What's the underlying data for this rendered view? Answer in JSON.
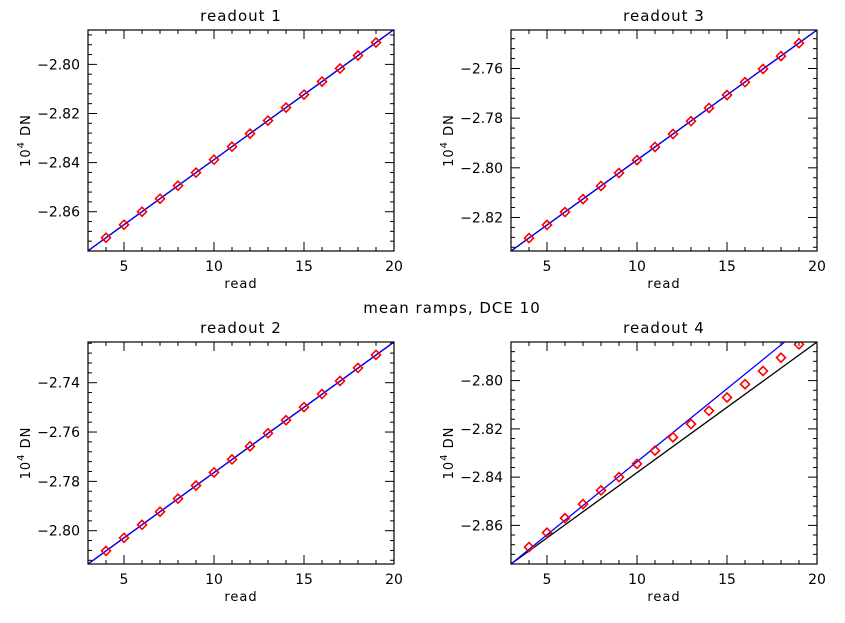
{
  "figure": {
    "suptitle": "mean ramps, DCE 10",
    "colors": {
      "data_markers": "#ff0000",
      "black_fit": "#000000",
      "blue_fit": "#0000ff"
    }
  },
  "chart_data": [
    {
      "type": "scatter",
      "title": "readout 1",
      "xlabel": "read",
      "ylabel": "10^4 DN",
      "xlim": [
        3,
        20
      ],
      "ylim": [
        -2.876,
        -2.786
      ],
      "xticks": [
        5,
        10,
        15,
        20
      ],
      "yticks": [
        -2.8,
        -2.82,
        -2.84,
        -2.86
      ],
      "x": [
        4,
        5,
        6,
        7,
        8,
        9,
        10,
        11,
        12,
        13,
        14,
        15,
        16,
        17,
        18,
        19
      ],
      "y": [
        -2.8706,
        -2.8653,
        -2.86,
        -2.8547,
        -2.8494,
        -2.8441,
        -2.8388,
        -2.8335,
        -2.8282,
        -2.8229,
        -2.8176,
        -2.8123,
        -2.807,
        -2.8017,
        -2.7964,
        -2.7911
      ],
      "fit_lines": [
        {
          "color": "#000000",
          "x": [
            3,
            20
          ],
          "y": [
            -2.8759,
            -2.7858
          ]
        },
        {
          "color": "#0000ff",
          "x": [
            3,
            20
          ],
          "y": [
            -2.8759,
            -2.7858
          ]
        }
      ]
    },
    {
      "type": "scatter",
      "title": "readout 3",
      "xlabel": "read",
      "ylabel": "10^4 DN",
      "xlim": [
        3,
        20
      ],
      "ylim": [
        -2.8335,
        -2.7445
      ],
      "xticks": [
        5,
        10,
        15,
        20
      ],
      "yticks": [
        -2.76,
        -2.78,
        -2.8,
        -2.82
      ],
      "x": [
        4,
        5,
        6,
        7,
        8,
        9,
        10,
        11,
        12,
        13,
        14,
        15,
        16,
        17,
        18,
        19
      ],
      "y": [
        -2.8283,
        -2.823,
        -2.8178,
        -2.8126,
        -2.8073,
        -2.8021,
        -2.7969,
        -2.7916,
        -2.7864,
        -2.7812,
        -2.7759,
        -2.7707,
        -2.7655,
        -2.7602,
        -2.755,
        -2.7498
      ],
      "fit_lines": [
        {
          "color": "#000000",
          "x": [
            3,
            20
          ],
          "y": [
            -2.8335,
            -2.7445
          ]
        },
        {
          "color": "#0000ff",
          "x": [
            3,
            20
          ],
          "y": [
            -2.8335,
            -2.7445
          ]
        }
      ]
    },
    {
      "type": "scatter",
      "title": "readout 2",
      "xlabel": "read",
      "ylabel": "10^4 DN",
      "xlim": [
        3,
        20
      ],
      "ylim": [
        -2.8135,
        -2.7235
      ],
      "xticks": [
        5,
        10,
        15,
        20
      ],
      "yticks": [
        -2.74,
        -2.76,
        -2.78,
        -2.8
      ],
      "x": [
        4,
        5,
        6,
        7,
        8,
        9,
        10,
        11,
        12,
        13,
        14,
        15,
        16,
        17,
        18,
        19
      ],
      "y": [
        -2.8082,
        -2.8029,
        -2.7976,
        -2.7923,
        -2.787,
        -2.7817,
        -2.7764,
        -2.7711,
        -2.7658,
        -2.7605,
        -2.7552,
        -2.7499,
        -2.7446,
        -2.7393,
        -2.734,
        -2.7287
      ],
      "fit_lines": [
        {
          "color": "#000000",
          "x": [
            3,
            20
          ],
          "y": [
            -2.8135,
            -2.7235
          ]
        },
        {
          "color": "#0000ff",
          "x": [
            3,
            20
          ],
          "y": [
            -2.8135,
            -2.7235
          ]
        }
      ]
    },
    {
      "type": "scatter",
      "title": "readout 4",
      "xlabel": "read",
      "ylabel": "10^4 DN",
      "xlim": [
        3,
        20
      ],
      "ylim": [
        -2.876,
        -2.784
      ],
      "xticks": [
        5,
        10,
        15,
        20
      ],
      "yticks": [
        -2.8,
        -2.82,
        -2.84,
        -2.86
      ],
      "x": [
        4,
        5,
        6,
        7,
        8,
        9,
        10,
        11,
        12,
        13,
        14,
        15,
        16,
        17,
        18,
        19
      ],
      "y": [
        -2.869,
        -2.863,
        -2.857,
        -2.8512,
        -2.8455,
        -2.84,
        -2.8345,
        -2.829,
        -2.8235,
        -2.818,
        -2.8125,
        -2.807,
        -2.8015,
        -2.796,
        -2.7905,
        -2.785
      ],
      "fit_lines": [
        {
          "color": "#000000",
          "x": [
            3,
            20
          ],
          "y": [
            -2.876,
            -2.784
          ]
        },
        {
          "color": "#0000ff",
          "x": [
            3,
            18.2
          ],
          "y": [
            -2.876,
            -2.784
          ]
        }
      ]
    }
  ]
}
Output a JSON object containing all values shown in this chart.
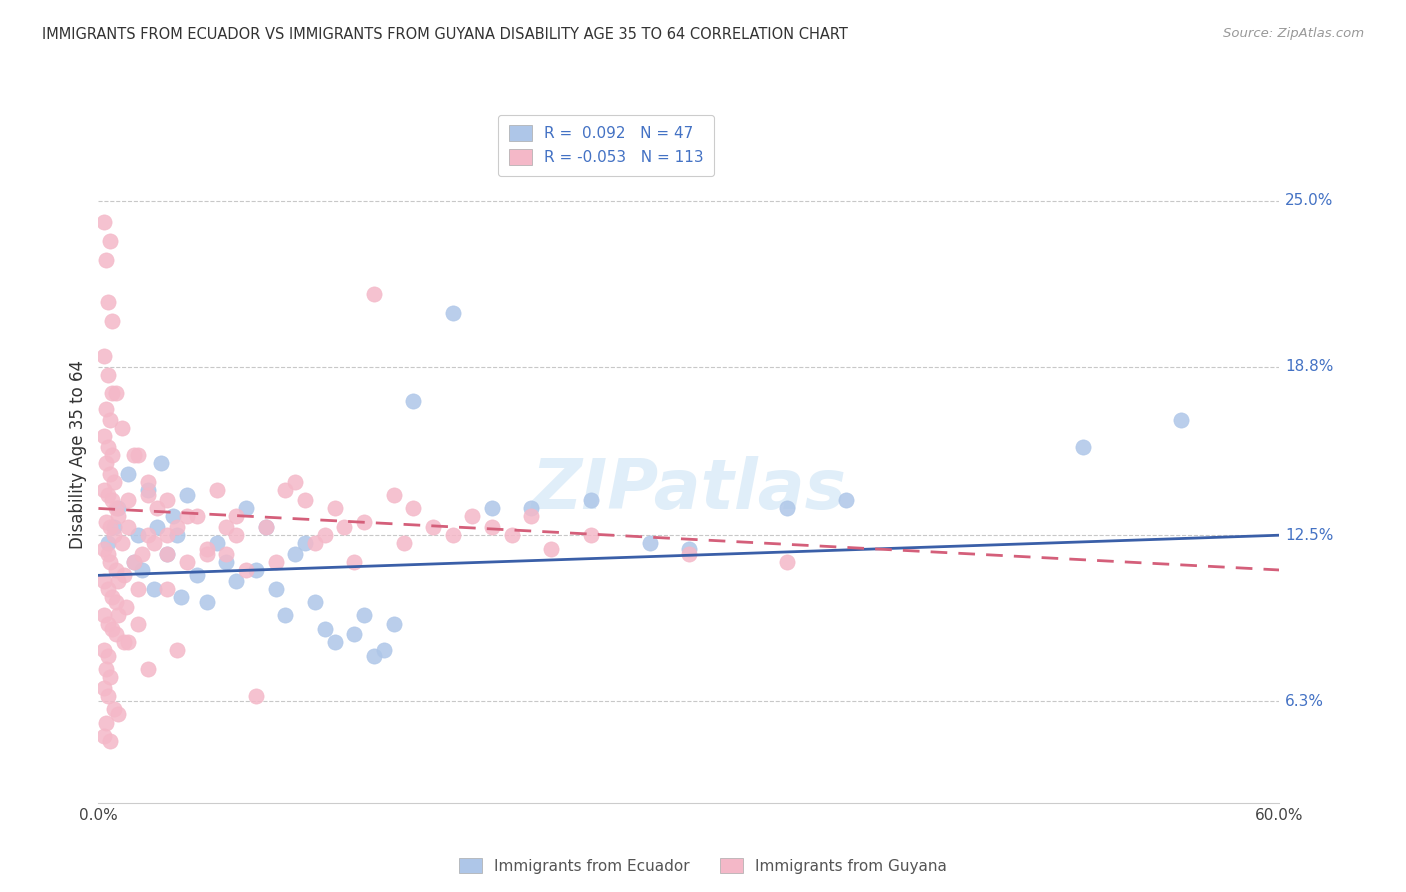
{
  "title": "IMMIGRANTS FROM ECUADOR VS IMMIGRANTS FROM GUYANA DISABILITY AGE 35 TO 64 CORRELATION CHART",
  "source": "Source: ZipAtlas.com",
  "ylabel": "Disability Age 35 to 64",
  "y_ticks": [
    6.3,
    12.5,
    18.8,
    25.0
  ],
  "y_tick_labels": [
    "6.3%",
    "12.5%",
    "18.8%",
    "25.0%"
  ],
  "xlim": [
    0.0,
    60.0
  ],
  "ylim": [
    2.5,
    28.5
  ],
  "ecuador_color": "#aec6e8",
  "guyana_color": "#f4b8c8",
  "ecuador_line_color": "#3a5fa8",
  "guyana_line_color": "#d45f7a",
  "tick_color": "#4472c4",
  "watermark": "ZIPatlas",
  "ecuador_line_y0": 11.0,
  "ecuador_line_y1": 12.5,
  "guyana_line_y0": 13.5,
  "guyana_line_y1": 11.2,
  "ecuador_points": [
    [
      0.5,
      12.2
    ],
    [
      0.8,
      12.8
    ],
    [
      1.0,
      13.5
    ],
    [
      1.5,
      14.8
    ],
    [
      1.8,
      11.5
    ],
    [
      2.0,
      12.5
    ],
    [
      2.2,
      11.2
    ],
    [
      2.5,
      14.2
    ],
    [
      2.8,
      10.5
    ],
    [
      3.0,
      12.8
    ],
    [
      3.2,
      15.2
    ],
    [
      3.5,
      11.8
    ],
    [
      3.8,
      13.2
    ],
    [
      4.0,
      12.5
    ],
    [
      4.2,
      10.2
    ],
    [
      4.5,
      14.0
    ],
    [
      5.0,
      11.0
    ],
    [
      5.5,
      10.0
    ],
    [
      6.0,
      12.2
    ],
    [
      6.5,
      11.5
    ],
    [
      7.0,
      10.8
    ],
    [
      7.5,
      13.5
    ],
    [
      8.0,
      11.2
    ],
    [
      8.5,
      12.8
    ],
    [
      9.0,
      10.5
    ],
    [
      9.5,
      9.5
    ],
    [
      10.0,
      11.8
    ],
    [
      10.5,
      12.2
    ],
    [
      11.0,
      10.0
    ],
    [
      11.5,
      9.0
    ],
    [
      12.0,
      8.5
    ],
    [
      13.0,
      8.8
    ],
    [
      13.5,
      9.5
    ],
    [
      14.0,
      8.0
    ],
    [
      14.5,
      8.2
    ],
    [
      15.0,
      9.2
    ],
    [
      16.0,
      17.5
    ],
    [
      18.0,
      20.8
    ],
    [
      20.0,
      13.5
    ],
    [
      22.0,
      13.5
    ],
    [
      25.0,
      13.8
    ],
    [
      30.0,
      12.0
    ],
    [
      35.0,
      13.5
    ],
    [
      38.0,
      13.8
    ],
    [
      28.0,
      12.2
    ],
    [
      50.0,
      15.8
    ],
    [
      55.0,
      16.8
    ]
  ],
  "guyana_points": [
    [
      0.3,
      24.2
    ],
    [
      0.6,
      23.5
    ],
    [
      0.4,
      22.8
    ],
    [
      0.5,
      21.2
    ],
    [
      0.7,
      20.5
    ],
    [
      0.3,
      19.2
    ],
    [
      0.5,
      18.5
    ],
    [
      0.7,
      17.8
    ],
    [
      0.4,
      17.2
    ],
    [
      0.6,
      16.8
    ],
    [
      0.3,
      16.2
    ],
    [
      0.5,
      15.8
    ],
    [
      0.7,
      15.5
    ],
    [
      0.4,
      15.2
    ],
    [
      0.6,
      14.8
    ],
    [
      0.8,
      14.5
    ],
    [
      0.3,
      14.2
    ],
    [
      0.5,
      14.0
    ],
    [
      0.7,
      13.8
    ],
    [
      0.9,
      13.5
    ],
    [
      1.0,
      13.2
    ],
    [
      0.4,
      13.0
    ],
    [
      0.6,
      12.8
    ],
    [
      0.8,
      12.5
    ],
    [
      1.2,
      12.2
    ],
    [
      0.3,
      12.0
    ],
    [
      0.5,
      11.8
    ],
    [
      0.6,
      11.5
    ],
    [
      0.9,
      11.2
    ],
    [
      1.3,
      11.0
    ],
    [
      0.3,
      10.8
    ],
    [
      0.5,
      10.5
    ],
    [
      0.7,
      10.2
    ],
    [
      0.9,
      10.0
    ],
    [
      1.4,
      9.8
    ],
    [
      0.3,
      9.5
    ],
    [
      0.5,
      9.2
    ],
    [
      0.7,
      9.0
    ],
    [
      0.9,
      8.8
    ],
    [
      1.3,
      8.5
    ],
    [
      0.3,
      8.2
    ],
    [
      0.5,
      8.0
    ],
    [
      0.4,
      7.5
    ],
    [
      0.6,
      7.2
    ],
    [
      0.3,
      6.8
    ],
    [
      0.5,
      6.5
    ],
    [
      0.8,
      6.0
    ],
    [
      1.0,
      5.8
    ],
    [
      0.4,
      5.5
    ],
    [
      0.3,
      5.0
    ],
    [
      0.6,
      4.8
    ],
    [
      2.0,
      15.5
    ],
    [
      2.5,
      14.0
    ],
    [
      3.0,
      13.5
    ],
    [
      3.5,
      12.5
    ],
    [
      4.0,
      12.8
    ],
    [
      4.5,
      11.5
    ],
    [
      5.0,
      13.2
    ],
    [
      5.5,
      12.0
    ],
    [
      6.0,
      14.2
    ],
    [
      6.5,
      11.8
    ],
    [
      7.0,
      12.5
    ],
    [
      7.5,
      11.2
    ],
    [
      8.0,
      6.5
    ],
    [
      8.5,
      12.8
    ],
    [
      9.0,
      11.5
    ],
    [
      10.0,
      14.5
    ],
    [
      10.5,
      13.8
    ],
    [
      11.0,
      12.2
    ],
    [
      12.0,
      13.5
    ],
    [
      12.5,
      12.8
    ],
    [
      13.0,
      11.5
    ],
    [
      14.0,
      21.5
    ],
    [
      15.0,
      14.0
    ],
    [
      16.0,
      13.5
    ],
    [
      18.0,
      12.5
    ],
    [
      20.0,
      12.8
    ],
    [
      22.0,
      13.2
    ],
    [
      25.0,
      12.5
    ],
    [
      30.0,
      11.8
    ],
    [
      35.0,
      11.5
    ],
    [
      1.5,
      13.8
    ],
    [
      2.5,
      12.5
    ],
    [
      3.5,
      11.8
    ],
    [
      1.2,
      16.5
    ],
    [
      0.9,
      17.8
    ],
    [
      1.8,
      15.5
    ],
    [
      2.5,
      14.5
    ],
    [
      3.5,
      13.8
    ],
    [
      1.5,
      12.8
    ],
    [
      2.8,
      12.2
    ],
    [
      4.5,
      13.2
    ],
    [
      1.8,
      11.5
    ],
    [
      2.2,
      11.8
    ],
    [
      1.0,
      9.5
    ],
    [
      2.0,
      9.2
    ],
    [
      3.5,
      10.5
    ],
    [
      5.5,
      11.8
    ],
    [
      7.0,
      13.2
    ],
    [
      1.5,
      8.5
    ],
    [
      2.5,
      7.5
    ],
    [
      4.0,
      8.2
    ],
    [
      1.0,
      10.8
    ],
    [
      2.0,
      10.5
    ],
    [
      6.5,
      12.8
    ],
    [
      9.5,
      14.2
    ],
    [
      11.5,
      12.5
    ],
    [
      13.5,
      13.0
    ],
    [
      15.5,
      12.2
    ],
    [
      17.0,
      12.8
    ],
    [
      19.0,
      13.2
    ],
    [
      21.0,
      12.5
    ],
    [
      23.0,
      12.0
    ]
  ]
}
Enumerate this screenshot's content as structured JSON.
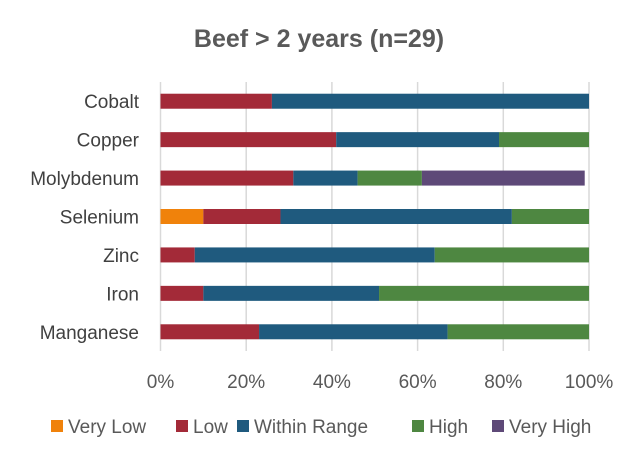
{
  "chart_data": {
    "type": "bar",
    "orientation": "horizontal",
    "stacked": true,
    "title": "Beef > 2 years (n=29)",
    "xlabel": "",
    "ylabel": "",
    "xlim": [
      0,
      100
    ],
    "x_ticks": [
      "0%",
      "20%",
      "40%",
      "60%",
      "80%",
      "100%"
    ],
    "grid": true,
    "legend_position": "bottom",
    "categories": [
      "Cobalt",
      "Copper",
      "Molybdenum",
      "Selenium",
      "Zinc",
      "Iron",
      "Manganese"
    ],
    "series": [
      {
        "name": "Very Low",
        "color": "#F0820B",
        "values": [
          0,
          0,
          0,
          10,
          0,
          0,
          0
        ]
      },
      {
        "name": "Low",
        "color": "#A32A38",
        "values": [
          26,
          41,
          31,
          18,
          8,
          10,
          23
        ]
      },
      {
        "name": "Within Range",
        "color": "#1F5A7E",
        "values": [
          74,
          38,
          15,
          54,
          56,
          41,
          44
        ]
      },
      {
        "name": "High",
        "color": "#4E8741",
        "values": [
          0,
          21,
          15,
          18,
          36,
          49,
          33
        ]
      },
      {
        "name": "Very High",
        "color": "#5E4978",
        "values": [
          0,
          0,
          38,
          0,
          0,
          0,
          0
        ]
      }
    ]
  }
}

Exercise description.
List each line of the records that holds the string "name".

Output for this exercise.
        "name": "Very Low",
        "name": "Low",
        "name": "Within Range",
        "name": "High",
        "name": "Very High",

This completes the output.